Data records:
◆ ◆ ◆ ◆

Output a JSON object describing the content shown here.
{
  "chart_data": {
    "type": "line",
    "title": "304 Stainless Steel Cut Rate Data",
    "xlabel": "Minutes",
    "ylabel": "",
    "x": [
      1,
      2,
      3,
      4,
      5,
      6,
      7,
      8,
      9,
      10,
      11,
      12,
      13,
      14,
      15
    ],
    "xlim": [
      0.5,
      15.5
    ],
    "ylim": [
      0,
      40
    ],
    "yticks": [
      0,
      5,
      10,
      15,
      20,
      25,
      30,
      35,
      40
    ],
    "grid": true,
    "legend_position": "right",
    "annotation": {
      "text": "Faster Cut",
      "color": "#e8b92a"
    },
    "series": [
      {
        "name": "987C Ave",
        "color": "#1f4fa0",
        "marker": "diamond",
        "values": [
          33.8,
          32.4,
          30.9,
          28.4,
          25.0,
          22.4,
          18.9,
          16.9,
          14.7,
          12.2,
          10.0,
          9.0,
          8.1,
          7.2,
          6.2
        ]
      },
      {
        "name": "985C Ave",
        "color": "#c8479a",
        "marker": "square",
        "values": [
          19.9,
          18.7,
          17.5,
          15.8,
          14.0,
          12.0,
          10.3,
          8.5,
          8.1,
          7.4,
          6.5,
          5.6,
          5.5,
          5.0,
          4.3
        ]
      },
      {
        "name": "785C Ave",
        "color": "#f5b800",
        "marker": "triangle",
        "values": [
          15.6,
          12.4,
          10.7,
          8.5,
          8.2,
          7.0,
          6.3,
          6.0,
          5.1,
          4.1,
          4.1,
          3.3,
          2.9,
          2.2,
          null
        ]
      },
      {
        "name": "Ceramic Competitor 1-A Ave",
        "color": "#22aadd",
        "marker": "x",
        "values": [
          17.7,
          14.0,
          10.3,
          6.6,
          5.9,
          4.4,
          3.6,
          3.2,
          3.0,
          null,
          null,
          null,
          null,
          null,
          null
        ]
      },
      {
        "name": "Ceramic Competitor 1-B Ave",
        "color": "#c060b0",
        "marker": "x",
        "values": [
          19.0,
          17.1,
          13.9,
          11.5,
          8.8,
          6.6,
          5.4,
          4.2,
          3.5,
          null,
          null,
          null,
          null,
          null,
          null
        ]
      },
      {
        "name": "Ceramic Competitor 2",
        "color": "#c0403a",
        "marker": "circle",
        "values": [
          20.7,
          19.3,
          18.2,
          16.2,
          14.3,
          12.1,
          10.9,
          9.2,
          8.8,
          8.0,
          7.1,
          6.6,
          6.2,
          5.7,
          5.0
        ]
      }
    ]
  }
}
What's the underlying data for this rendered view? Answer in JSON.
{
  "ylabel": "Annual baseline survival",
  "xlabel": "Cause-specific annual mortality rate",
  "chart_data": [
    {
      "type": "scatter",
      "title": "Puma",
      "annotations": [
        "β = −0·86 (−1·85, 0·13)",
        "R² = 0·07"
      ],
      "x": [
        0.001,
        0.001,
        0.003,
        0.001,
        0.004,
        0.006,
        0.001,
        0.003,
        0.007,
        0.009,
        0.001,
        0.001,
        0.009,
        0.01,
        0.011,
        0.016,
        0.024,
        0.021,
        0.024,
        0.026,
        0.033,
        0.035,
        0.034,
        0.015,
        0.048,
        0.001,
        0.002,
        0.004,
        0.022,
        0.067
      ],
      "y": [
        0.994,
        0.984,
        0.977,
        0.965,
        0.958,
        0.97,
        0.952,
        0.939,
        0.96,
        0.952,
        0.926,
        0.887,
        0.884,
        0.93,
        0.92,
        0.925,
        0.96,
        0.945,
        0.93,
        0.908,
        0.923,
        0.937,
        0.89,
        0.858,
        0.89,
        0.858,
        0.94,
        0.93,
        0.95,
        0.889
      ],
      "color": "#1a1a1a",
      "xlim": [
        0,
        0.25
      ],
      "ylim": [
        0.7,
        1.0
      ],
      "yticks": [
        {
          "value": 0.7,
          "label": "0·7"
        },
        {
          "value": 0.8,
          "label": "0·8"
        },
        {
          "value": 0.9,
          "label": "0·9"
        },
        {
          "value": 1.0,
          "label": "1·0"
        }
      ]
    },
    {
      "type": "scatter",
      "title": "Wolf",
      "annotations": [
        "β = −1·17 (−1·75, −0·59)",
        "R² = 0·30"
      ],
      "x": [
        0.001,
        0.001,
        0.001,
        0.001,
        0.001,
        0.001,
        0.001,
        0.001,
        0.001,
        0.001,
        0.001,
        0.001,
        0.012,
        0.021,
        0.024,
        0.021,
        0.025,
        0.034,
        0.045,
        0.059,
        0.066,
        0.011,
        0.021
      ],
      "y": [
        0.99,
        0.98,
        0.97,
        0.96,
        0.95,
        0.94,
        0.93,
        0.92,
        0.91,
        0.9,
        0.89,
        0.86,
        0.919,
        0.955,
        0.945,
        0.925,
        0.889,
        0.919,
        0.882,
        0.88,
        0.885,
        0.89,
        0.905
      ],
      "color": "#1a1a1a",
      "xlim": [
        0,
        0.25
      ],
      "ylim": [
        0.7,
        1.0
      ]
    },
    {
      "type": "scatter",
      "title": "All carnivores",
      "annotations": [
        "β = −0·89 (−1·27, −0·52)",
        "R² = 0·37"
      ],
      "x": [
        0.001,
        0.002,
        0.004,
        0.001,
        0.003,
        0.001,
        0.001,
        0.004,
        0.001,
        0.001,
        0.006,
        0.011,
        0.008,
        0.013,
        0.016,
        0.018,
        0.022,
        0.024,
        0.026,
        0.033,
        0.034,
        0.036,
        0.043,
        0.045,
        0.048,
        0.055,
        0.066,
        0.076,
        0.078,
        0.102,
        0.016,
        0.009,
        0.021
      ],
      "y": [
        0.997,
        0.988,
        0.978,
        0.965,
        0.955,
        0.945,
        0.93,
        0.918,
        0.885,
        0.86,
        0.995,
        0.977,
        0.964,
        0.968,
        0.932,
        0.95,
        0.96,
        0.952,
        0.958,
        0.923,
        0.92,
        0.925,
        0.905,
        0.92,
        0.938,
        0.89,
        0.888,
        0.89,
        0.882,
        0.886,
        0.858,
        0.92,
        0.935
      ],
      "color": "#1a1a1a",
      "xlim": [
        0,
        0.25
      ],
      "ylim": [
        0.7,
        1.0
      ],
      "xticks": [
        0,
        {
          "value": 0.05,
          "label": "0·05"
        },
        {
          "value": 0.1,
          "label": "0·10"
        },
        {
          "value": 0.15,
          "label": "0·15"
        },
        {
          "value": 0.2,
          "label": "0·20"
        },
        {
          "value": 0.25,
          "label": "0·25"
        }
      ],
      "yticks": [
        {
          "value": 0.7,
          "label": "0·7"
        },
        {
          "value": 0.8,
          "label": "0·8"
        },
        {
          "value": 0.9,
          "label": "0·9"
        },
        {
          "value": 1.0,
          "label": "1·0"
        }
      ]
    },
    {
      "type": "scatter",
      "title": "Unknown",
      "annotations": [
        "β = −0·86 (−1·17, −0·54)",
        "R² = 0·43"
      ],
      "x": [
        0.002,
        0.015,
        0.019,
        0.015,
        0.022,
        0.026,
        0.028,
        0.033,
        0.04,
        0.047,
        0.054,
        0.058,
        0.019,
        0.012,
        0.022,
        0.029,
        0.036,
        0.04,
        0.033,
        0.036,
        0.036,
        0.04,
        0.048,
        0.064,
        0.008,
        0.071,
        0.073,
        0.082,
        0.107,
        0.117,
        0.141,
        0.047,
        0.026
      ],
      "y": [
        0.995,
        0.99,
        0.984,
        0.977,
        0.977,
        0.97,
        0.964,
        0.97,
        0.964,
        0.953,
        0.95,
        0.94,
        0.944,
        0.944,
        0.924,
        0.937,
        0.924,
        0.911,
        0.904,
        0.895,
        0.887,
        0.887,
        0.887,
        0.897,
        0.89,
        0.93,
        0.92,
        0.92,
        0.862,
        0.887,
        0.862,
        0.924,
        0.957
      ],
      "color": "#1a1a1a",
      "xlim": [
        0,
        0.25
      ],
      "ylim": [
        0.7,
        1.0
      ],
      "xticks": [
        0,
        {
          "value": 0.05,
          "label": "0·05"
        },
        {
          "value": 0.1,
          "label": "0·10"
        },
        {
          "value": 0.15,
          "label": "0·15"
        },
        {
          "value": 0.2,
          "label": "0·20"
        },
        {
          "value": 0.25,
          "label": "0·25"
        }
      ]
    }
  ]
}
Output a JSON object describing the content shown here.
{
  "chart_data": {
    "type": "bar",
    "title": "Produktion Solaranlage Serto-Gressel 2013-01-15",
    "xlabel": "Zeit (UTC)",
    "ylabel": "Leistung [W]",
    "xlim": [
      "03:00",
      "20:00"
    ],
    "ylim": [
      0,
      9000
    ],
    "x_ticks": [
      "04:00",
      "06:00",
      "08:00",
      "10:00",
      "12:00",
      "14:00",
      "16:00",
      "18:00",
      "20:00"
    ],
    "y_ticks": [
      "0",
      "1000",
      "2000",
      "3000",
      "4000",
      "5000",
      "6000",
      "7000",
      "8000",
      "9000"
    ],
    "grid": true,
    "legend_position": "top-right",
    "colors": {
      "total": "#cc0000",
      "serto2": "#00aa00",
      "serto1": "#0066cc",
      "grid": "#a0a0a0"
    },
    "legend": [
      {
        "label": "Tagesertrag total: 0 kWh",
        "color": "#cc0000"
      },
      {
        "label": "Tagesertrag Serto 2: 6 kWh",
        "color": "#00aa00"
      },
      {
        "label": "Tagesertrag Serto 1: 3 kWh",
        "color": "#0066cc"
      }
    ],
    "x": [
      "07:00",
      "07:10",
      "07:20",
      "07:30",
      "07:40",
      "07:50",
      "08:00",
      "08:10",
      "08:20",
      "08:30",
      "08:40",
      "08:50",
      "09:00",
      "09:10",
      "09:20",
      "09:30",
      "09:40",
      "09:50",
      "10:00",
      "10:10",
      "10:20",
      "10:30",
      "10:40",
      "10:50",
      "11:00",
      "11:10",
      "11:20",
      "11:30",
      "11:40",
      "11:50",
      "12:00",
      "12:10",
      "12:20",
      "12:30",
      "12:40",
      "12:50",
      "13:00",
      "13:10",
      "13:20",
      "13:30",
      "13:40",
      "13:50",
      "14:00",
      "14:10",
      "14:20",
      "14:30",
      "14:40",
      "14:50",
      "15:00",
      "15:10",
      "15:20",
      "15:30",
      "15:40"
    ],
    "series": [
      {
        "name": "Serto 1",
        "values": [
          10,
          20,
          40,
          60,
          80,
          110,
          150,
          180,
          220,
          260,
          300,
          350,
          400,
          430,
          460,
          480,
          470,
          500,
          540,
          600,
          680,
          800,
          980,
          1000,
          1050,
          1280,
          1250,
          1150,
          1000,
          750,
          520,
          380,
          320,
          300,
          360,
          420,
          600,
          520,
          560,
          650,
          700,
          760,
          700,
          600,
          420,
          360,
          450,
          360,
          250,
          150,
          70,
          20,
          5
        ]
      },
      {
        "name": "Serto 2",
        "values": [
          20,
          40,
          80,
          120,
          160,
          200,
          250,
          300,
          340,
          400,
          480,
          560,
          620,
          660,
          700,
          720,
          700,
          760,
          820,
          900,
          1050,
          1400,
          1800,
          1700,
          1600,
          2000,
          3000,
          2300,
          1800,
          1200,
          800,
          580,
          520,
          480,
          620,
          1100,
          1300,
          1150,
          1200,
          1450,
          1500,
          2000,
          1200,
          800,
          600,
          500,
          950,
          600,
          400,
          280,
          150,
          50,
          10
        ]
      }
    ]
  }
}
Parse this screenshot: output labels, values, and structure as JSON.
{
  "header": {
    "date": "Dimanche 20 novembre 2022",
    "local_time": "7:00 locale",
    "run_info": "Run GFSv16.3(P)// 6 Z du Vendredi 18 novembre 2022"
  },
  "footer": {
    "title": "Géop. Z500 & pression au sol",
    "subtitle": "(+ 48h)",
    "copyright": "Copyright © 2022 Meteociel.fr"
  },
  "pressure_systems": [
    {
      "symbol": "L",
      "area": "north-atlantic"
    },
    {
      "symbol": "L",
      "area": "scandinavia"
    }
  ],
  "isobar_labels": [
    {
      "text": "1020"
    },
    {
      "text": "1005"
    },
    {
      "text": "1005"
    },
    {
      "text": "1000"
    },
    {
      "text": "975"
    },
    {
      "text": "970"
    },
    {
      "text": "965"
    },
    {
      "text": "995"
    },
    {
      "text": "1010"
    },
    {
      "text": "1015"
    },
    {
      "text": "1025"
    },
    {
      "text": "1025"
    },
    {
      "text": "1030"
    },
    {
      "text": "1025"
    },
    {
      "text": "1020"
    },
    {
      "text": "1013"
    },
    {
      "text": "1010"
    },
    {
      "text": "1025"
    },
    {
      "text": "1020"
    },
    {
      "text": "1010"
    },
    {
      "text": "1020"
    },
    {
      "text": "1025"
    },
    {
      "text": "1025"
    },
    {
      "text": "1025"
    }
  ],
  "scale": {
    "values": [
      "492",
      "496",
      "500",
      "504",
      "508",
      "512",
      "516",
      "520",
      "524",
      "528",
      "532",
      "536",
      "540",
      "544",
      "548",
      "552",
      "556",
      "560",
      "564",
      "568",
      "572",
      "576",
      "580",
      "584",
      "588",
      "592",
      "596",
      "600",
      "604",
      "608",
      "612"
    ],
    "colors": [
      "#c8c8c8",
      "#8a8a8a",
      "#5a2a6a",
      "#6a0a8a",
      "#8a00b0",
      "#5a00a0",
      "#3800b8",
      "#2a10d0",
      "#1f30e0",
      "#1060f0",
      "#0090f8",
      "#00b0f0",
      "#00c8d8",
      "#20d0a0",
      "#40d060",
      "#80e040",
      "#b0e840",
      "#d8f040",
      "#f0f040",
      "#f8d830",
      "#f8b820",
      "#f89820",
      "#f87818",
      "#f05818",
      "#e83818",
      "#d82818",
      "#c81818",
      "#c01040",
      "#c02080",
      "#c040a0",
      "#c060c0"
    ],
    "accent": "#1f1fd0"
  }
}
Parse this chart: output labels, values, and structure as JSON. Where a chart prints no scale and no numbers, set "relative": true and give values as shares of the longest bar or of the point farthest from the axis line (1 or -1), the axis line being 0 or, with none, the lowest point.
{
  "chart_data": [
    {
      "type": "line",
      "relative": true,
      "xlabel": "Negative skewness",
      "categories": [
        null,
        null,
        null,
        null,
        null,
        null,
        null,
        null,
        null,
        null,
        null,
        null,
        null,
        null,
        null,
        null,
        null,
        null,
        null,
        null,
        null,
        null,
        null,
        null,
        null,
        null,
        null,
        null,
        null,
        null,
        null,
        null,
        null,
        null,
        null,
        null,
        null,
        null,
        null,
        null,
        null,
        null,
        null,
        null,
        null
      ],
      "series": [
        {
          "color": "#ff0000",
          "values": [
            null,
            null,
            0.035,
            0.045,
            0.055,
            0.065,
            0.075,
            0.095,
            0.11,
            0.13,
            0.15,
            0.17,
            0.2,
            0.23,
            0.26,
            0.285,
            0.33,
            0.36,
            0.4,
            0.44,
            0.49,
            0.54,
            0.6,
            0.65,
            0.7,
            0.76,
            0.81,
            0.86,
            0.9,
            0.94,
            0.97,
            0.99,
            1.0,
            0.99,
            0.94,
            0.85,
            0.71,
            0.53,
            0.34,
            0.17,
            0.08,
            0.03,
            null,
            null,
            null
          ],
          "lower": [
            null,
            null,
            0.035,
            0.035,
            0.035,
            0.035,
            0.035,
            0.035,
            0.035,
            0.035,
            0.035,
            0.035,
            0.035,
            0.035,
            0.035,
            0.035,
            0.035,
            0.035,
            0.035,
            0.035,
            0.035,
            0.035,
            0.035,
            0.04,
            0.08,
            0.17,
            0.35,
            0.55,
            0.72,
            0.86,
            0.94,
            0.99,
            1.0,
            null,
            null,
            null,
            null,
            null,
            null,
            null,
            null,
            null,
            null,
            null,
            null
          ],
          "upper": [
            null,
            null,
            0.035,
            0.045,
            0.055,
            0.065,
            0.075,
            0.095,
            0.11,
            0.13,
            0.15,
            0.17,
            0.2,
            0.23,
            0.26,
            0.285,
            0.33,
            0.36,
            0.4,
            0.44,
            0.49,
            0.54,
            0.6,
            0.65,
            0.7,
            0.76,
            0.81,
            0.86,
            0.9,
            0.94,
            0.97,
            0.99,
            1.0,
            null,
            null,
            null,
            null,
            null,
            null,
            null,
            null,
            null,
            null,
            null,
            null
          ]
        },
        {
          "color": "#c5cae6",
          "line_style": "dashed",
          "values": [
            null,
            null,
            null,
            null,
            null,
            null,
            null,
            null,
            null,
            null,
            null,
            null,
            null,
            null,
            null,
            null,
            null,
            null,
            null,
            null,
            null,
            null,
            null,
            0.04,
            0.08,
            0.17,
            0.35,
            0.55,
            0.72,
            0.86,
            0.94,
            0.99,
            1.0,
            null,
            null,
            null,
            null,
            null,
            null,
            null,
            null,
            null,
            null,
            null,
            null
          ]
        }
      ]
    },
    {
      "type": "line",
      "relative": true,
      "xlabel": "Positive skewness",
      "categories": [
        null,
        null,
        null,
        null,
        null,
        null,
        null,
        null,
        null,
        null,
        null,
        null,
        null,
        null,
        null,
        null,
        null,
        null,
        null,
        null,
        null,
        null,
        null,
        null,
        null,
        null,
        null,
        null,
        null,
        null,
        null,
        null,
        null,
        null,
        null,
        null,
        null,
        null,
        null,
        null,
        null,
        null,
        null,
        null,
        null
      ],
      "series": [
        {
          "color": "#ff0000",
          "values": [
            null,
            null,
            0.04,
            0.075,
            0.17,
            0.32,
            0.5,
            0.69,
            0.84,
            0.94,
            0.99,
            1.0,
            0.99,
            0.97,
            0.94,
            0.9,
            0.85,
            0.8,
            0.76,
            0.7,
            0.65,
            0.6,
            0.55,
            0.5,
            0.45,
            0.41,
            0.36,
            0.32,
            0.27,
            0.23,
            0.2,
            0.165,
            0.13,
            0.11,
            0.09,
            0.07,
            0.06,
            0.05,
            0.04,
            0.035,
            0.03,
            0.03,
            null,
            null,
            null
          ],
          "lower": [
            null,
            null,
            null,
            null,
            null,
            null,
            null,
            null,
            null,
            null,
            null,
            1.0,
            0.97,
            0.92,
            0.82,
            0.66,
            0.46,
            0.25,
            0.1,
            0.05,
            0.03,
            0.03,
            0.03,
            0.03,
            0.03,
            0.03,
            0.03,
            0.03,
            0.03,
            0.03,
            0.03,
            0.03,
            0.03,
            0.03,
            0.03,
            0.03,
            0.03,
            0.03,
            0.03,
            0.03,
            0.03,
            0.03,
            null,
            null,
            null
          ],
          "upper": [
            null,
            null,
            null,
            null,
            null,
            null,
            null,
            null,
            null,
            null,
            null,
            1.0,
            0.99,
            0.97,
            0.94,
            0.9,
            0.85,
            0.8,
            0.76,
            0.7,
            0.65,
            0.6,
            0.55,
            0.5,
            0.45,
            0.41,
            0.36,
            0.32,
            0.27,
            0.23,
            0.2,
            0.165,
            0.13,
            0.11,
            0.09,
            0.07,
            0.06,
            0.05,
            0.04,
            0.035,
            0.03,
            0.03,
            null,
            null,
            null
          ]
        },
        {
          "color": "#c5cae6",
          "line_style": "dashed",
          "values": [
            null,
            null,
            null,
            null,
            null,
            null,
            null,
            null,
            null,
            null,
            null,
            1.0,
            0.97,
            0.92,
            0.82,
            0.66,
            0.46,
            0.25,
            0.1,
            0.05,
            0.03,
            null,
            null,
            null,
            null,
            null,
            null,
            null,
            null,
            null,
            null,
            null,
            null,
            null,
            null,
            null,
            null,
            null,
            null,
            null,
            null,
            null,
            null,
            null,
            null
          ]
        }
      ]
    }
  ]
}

◆ ◆ ◆ ◆

Goal: Find every line in the records that contains the word "JSON"; copy those lines.

Answer to this problem:
Output a JSON object describing the content shown here.
What's the underlying data for this rendered view? Answer in JSON.
Output a JSON object describing the content shown here.
Parse this screenshot: output labels, values, and structure as JSON.
Parse this chart: output labels, values, and structure as JSON. Where a chart prints no scale and no numbers, set "relative": true and give values as shares of the longest bar or of the point farthest from the axis line (1 or -1), the axis line being 0 or, with none, the lowest point.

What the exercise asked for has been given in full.